**Request**:
Omit all pictures and give the records below again exactly as written.

━━ Data excerpts

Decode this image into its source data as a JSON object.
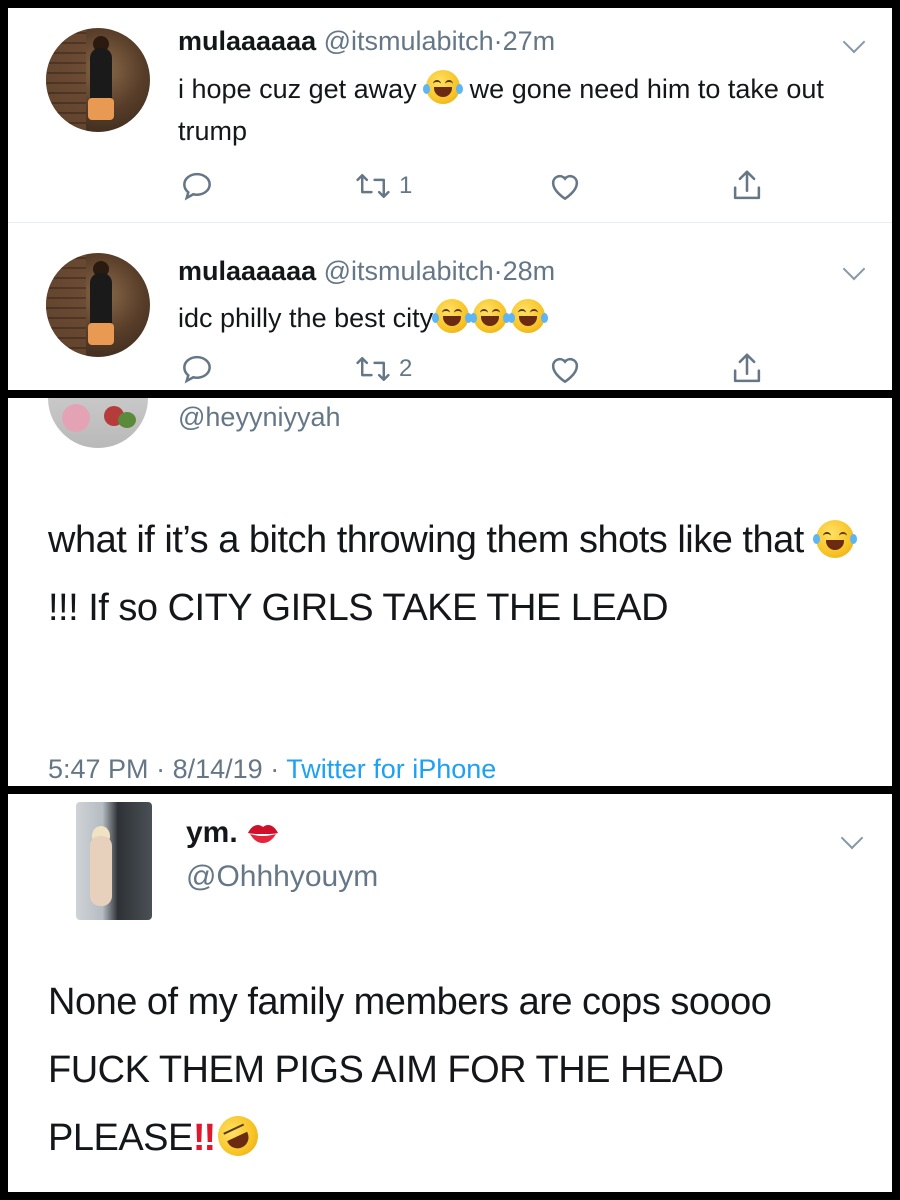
{
  "panel1": {
    "tweets": [
      {
        "name": "mulaaaaaa",
        "handle": "@itsmulabitch",
        "separator": "·",
        "time": "27m",
        "text_before": "i hope cuz get away",
        "text_after": " we gone need him to take out trump",
        "emoji": "face-with-tears-of-joy",
        "retweet_count": "1",
        "reply_count": "",
        "like_count": ""
      },
      {
        "name": "mulaaaaaa",
        "handle": "@itsmulabitch",
        "separator": "·",
        "time": "28m",
        "text_before": "idc philly the best city",
        "emoji": "face-with-tears-of-joy",
        "emoji_count": 3,
        "retweet_count": "2"
      }
    ]
  },
  "panel2": {
    "handle": "@heyyniyyah",
    "text_part1": "what if it’s a bitch throwing them shots like that ",
    "emoji": "face-with-tears-of-joy",
    "text_part2": "!!! If so CITY GIRLS TAKE THE LEAD",
    "time": "5:47 PM",
    "date": "8/14/19",
    "separator": "·",
    "source": "Twitter for iPhone"
  },
  "panel3": {
    "name": "ym.",
    "name_emoji": "kiss-mark",
    "handle": "@Ohhhyouym",
    "text": "None of my family members are cops soooo FUCK THEM PIGS AIM FOR THE HEAD PLEASE",
    "emphasis": "!!",
    "trailing_emoji": "rolling-on-the-floor-laughing"
  },
  "colors": {
    "text": "#14171a",
    "secondary": "#657786",
    "link": "#1da1f2",
    "divider": "#e6ecf0",
    "alert_red": "#e0182c"
  }
}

━━━━

**Reply to the exercise**:
Decode this image into its source data as a JSON object.
{
  "panel1": {
    "tweets": [
      {
        "name": "mulaaaaaa",
        "handle": "@itsmulabitch",
        "separator": "·",
        "time": "27m",
        "text_before": "i hope cuz get away",
        "text_after": " we gone need him to take out trump",
        "emoji": "face-with-tears-of-joy",
        "retweet_count": "1",
        "reply_count": "",
        "like_count": ""
      },
      {
        "name": "mulaaaaaa",
        "handle": "@itsmulabitch",
        "separator": "·",
        "time": "28m",
        "text_before": "idc philly the best city",
        "emoji": "face-with-tears-of-joy",
        "emoji_count": 3,
        "retweet_count": "2"
      }
    ]
  },
  "panel2": {
    "handle": "@heyyniyyah",
    "text_part1": "what if it’s a bitch throwing them shots like that ",
    "emoji": "face-with-tears-of-joy",
    "text_part2": "!!! If so CITY GIRLS TAKE THE LEAD",
    "time": "5:47 PM",
    "date": "8/14/19",
    "separator": "·",
    "source": "Twitter for iPhone"
  },
  "panel3": {
    "name": "ym.",
    "name_emoji": "kiss-mark",
    "handle": "@Ohhhyouym",
    "text": "None of my family members are cops soooo FUCK THEM PIGS AIM FOR THE HEAD PLEASE",
    "emphasis": "!!",
    "trailing_emoji": "rolling-on-the-floor-laughing"
  },
  "colors": {
    "text": "#14171a",
    "secondary": "#657786",
    "link": "#1da1f2",
    "divider": "#e6ecf0",
    "alert_red": "#e0182c"
  }
}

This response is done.